What you need to do
Scan the data. Collect each line that contains the word "JSON".

Material shown
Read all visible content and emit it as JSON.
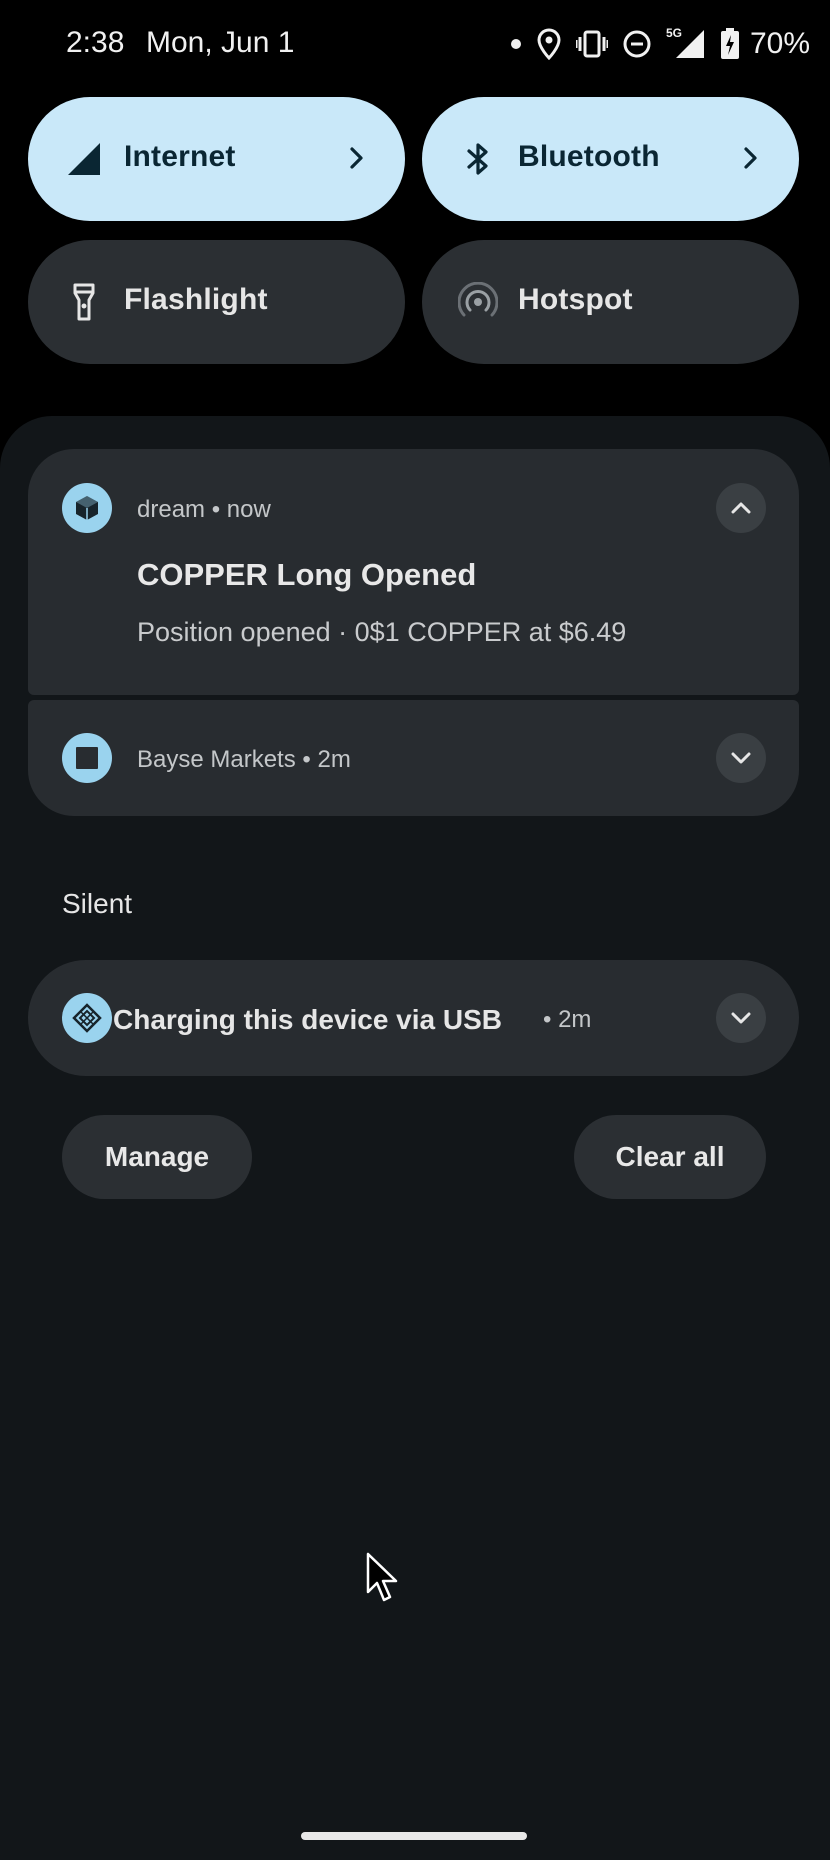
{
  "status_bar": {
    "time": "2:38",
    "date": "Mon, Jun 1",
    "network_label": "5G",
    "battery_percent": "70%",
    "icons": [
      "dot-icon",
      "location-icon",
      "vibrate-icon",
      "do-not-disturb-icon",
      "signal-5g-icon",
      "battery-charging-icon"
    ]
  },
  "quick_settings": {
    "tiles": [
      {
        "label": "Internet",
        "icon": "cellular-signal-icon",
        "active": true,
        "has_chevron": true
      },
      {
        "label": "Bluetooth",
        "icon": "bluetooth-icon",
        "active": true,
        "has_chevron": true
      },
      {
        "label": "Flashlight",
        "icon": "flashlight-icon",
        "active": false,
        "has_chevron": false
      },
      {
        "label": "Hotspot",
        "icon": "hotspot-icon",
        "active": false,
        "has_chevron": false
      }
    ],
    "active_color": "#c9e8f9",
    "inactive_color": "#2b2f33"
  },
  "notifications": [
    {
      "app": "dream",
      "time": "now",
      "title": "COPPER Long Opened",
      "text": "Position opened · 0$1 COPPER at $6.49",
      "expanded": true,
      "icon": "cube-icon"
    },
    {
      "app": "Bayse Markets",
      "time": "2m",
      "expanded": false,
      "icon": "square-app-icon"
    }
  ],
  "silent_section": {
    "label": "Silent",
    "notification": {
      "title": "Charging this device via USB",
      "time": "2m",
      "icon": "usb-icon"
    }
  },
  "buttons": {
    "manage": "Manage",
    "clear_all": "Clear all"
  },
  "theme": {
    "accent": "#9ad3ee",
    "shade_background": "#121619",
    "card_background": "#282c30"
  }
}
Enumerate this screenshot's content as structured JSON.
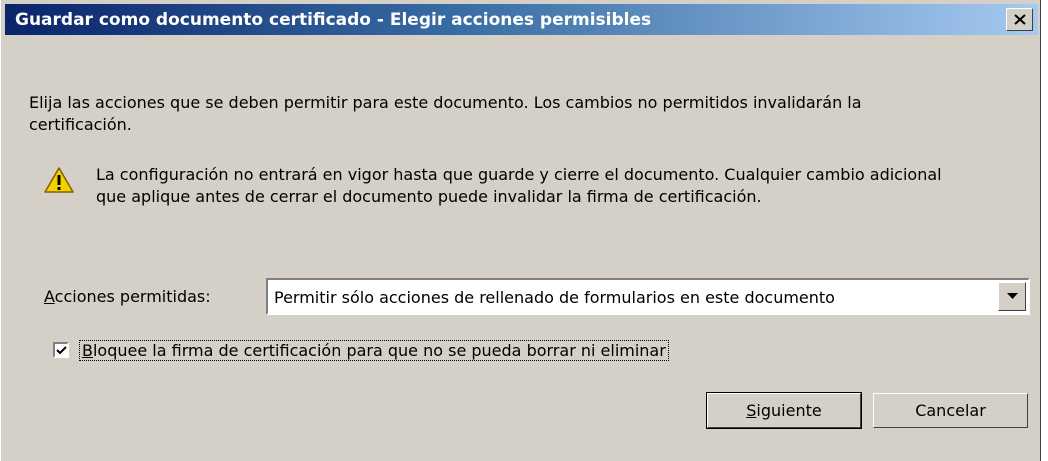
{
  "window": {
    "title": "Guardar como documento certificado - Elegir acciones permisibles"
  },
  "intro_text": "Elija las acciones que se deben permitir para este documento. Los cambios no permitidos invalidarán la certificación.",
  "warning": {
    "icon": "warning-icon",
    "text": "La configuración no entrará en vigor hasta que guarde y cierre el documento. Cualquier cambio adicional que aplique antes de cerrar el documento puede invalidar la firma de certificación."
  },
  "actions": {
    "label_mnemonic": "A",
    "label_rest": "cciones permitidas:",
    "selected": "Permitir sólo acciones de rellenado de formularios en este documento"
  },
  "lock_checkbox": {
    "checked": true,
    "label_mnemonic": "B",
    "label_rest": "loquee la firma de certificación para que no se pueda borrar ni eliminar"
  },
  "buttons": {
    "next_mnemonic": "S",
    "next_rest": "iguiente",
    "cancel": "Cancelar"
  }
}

...

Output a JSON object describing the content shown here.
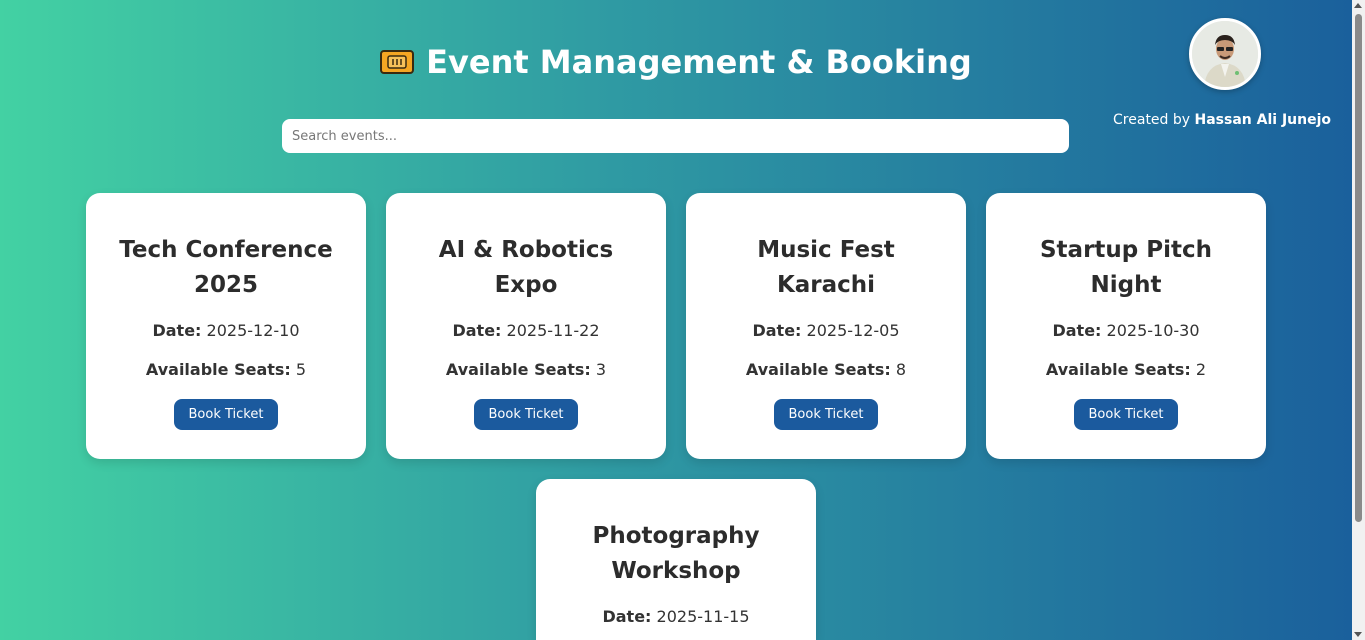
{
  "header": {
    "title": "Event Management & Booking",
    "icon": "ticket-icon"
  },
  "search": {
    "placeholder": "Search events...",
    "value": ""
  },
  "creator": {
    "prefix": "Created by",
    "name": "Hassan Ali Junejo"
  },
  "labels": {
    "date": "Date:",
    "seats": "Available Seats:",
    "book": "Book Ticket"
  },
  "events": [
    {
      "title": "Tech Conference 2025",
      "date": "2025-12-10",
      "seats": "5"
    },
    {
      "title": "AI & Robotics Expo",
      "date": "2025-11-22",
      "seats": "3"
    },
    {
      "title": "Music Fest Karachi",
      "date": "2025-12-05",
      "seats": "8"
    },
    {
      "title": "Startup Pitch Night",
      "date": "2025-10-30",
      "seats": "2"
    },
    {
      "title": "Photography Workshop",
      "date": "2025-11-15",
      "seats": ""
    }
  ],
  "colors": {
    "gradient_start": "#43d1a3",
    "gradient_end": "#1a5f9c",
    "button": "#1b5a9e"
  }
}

...

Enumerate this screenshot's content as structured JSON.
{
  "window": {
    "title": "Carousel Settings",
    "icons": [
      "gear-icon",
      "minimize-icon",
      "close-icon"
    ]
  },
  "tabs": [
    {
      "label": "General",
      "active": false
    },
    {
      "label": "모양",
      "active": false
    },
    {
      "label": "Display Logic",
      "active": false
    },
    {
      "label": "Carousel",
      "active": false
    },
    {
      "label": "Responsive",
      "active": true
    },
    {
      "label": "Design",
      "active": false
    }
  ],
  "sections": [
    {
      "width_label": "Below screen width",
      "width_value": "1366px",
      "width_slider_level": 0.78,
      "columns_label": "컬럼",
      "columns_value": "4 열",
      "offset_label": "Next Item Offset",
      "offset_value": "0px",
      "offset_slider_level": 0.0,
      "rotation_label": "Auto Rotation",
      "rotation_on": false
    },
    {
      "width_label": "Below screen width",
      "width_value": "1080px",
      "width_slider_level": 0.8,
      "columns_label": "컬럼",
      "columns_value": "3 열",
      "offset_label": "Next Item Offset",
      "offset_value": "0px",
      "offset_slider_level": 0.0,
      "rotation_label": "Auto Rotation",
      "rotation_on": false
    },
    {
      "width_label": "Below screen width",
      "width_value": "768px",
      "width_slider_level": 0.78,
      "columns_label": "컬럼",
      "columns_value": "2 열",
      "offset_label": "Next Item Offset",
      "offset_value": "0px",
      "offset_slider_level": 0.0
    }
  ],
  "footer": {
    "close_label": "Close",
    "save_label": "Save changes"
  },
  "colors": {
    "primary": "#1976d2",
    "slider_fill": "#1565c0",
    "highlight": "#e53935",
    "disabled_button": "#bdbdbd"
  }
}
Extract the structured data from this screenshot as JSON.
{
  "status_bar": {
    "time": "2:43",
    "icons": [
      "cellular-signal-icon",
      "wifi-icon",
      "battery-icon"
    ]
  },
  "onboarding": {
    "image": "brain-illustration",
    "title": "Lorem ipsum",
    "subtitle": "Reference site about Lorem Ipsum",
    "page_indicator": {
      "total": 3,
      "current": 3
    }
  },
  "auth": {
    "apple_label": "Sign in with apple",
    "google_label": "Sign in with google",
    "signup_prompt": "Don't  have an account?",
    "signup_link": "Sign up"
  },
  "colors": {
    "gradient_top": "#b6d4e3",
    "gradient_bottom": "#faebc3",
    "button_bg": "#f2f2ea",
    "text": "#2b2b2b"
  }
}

Solved problem
Read all visible content and emit it as JSON.
Enumerate this screenshot's content as structured JSON.
Output a JSON object describing the content shown here.
Enumerate this screenshot's content as structured JSON.
Extract the structured data from this screenshot as JSON.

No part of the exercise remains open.